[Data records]
▬▬▬▬▬▬

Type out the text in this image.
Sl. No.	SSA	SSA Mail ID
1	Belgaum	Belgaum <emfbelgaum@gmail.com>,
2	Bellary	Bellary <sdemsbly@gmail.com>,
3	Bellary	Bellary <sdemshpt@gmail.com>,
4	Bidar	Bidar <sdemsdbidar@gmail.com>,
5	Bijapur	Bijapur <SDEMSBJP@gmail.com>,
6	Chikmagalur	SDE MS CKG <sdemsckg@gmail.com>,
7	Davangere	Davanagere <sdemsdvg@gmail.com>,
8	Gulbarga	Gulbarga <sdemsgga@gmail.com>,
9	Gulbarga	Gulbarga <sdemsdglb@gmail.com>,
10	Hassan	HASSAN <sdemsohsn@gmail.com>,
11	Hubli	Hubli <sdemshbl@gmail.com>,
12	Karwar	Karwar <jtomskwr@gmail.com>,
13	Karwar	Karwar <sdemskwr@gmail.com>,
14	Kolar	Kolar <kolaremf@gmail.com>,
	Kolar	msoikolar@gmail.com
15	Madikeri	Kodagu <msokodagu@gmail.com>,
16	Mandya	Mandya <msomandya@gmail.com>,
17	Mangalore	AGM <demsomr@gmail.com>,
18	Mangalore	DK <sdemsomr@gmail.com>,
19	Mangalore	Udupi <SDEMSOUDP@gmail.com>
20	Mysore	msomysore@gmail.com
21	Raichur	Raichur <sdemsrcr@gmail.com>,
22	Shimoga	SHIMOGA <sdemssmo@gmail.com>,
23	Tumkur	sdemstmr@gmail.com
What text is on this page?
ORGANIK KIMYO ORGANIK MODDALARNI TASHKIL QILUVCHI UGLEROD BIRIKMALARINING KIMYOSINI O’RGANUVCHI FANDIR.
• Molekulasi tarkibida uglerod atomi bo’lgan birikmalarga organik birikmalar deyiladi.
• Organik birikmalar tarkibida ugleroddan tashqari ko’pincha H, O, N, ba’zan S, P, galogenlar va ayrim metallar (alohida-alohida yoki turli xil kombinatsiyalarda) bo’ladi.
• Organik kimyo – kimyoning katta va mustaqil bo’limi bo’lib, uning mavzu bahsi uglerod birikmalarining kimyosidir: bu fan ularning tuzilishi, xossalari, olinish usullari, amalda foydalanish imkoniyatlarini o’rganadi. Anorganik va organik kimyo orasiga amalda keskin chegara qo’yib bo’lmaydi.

▬▬▬▬▬▬

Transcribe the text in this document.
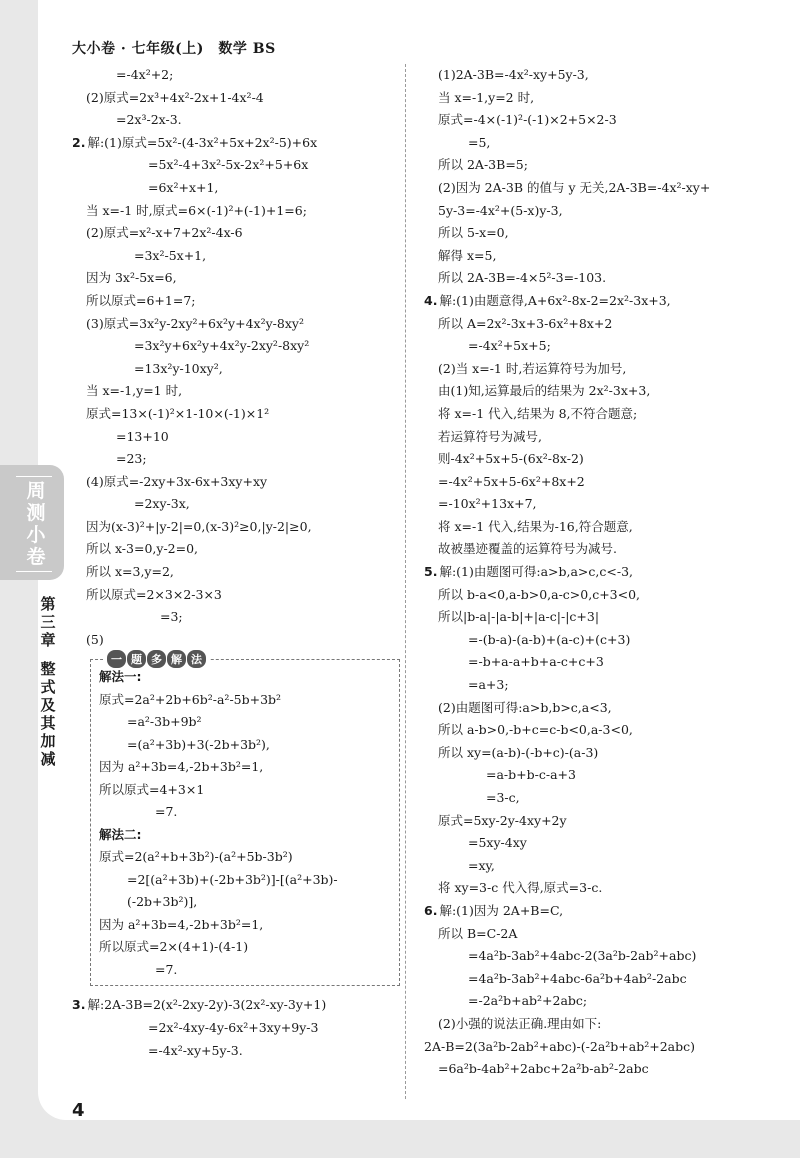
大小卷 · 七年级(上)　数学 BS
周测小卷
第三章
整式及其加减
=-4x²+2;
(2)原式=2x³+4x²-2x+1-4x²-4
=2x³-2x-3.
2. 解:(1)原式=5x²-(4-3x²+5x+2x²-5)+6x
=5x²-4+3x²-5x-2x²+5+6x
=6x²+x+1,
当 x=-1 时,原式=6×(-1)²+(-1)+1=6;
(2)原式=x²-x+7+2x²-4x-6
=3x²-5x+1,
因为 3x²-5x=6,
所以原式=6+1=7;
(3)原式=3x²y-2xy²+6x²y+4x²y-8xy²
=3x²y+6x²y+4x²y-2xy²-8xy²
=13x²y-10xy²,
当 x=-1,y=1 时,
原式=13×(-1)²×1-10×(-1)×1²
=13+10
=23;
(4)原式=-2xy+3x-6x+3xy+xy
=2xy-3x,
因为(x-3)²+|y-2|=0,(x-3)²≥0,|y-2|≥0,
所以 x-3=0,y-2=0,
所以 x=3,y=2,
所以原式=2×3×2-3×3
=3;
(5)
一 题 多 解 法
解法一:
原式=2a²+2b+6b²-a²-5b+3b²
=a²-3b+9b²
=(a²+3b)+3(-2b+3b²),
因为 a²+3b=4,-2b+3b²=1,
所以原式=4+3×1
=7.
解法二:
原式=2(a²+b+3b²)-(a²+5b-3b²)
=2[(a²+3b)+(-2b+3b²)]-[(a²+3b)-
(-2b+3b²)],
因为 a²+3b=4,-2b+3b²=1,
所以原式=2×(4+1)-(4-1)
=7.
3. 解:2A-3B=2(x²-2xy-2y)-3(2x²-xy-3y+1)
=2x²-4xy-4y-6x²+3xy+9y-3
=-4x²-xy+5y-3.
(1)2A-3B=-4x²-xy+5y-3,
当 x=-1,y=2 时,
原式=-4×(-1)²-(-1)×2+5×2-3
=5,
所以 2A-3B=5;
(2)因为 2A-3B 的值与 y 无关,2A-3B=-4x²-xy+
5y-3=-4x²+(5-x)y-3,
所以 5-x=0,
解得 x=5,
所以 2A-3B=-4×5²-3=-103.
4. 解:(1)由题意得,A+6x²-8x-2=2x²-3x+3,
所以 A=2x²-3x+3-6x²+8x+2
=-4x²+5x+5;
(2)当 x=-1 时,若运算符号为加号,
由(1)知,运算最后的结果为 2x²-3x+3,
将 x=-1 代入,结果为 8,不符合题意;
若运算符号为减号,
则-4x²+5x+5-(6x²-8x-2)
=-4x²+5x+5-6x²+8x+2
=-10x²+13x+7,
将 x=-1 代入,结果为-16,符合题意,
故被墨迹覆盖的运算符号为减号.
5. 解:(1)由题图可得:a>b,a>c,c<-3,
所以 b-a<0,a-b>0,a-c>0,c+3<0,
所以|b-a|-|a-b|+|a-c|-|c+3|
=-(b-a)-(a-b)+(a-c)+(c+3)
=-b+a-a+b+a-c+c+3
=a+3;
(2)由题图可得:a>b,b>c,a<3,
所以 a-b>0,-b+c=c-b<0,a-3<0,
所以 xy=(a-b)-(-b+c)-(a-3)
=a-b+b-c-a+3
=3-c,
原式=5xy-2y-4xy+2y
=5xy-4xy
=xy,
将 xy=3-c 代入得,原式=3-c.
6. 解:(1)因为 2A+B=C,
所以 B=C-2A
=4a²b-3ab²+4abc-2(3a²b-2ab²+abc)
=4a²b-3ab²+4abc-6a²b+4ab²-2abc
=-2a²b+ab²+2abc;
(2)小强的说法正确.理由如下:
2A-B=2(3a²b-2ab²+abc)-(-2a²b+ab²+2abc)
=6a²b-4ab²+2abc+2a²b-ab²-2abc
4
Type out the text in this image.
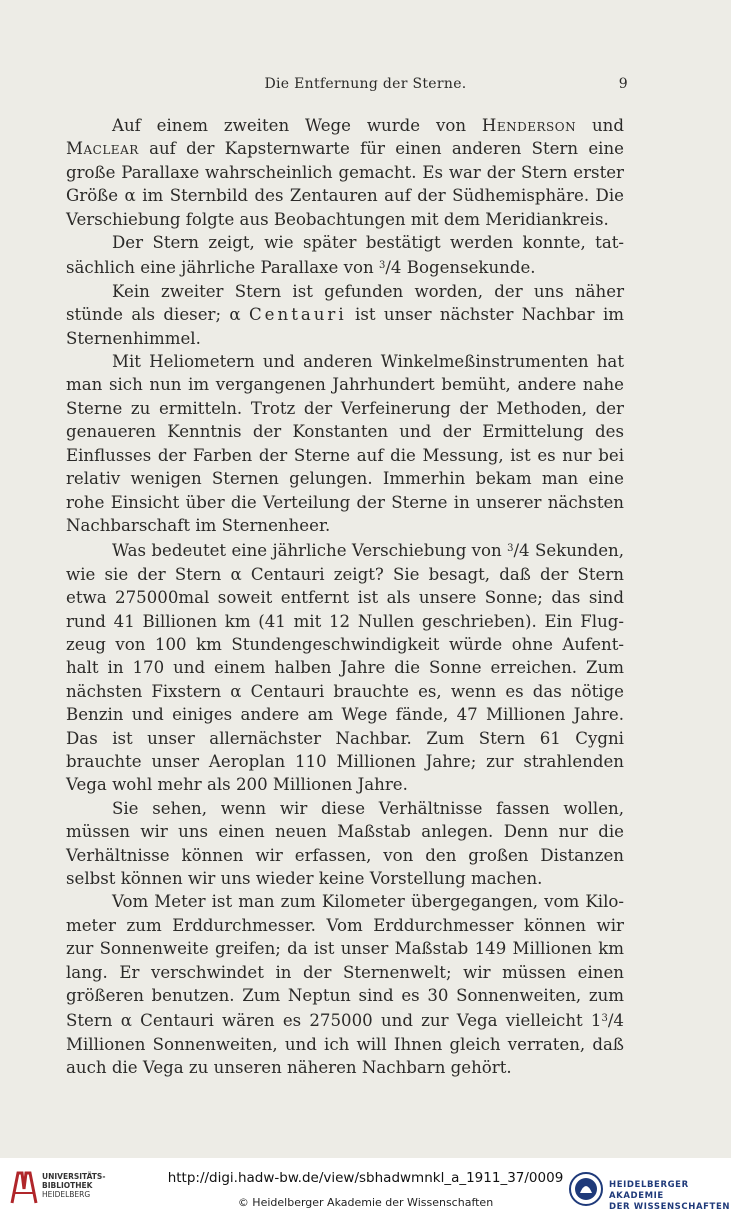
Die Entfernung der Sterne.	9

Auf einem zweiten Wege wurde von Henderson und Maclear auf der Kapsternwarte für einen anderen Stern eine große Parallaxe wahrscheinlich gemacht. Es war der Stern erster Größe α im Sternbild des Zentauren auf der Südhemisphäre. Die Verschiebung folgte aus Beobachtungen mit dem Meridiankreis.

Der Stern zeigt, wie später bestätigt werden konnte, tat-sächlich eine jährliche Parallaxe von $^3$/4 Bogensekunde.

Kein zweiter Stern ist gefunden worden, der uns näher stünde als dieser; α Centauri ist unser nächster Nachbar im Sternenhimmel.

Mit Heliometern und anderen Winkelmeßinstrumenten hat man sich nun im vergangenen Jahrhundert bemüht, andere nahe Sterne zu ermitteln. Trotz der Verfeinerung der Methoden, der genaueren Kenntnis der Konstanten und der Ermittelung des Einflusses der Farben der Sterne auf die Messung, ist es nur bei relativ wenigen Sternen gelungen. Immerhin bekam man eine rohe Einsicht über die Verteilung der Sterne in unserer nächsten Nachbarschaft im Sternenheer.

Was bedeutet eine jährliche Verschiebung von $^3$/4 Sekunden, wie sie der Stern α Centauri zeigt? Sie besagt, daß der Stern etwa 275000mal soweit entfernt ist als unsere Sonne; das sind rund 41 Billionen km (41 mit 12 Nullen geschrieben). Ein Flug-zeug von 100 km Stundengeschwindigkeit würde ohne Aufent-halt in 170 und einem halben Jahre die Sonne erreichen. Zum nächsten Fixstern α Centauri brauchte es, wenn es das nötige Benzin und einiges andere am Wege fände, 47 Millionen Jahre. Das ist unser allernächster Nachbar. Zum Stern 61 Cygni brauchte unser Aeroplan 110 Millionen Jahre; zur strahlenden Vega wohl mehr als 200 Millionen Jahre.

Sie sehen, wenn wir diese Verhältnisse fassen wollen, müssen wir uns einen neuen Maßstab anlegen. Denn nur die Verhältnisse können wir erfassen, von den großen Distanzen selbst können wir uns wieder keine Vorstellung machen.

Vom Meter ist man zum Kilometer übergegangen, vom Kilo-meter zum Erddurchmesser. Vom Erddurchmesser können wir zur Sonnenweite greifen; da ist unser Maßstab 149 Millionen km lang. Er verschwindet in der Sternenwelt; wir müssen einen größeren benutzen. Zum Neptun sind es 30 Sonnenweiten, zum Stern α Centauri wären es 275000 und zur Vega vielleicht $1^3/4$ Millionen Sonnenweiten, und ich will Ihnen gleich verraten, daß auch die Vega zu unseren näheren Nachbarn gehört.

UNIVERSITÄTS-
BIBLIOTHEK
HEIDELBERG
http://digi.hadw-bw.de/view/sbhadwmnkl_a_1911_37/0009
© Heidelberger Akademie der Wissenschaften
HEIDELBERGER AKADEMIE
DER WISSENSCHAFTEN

▬▬▬▬▬▬

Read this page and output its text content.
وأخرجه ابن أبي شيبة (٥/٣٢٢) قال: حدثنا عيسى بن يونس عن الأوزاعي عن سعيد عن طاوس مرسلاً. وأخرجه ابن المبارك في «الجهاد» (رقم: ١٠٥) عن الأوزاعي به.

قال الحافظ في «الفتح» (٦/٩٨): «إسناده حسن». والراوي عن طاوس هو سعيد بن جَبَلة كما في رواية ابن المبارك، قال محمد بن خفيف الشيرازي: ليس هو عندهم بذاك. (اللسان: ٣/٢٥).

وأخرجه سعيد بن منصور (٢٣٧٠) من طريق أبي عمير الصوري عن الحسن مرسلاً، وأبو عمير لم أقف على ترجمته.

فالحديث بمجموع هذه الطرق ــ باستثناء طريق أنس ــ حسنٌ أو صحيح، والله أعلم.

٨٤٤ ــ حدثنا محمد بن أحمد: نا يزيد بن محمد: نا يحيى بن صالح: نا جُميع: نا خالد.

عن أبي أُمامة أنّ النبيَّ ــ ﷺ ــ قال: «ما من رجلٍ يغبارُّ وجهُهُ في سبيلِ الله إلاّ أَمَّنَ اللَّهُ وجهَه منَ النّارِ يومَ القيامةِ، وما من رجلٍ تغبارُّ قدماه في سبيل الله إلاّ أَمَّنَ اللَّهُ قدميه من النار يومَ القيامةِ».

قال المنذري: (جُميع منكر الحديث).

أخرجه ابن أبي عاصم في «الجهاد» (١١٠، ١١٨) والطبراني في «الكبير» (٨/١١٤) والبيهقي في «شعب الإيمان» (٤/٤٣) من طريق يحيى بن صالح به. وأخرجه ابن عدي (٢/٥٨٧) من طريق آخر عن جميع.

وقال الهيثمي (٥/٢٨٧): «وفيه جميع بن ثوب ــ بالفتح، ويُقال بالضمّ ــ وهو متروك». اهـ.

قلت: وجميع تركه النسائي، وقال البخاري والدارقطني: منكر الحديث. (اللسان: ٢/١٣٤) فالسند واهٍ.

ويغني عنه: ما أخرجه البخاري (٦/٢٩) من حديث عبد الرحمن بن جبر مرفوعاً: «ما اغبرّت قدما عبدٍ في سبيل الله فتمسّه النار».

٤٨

▬▬▬▬▬▬

**WRITTEN TASK**
In the records above, find the lines containing "طاوس" and copy them.

**THE SOLUTION**
وأخرجه ابن أبي شيبة (٥/٣٢٢) قال: حدثنا عيسى بن يونس عن الأوزاعي عن سعيد عن طاوس مرسلاً. وأخرجه ابن المبارك في «الجهاد» (رقم: ١٠٥) عن الأوزاعي به.
قال الحافظ في «الفتح» (٦/٩٨): «إسناده حسن». والراوي عن طاوس هو سعيد بن جَبَلة كما في رواية ابن المبارك، قال محمد بن خفيف الشيرازي: ليس هو عندهم بذاك. (اللسان: ٣/٢٥).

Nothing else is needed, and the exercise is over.